_What you have to do:_ Locate the word "sleeve" in the data below, then copy every line that holds it.

_Data provided:_
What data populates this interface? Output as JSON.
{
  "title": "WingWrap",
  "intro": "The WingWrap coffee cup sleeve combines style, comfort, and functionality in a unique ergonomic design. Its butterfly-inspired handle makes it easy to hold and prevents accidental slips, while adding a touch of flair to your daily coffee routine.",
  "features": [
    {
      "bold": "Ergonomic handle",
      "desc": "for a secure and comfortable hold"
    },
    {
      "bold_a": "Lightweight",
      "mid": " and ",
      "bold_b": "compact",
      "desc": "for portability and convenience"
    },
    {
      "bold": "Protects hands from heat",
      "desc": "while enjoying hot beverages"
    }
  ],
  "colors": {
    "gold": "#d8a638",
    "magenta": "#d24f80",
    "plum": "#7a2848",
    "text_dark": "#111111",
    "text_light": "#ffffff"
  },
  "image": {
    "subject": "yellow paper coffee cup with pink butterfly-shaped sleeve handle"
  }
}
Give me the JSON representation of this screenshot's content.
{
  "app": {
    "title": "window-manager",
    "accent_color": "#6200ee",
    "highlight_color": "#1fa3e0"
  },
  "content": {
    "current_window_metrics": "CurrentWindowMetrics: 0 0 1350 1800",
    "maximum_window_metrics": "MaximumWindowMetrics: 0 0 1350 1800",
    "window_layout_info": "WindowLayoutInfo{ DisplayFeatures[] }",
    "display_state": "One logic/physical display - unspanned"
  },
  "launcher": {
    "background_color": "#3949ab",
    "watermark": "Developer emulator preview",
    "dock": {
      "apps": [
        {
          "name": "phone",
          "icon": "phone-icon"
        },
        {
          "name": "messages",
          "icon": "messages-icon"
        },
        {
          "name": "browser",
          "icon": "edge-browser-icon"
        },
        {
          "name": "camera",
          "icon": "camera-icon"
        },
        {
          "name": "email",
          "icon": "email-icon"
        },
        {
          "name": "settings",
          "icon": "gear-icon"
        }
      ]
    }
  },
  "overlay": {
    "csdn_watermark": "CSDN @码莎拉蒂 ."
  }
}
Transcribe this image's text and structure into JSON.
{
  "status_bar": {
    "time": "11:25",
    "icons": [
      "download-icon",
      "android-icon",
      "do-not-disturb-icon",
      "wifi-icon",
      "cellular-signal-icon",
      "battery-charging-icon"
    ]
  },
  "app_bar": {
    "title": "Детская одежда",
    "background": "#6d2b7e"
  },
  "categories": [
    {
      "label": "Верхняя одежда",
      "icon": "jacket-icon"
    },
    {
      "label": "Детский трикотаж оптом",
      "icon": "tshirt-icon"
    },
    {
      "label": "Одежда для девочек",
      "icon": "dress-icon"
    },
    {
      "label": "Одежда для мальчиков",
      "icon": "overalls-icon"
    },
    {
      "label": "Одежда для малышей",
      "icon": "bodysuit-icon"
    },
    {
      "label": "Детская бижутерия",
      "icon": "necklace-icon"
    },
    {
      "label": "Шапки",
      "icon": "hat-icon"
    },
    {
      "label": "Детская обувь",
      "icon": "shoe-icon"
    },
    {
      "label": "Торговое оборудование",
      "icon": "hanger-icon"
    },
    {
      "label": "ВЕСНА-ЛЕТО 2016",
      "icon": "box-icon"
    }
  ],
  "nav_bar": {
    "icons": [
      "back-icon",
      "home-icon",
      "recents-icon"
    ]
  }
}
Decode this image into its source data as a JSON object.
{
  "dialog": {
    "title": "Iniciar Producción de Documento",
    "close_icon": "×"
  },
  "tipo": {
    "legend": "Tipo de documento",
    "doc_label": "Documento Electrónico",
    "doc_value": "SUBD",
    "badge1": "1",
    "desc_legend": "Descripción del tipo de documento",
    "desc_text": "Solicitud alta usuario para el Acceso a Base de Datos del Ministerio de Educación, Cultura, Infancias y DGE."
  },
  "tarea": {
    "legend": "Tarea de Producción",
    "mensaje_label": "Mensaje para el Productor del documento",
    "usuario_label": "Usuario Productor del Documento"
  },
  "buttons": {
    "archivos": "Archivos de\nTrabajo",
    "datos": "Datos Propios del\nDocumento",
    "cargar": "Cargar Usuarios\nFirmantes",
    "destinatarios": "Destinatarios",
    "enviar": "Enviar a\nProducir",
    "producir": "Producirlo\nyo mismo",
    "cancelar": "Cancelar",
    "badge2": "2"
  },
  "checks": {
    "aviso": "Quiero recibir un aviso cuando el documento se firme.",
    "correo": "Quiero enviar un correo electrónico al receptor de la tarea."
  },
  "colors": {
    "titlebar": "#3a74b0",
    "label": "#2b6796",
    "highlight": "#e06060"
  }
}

_Written response:_
  "intro": "The WingWrap coffee cup sleeve combines style, comfort, and functionality in a unique ergonomic design. Its butterfly-inspired handle makes it easy to hold and prevents accidental slips, while adding a touch of flair to your daily coffee routine.",
    "subject": "yellow paper coffee cup with pink butterfly-shaped sleeve handle"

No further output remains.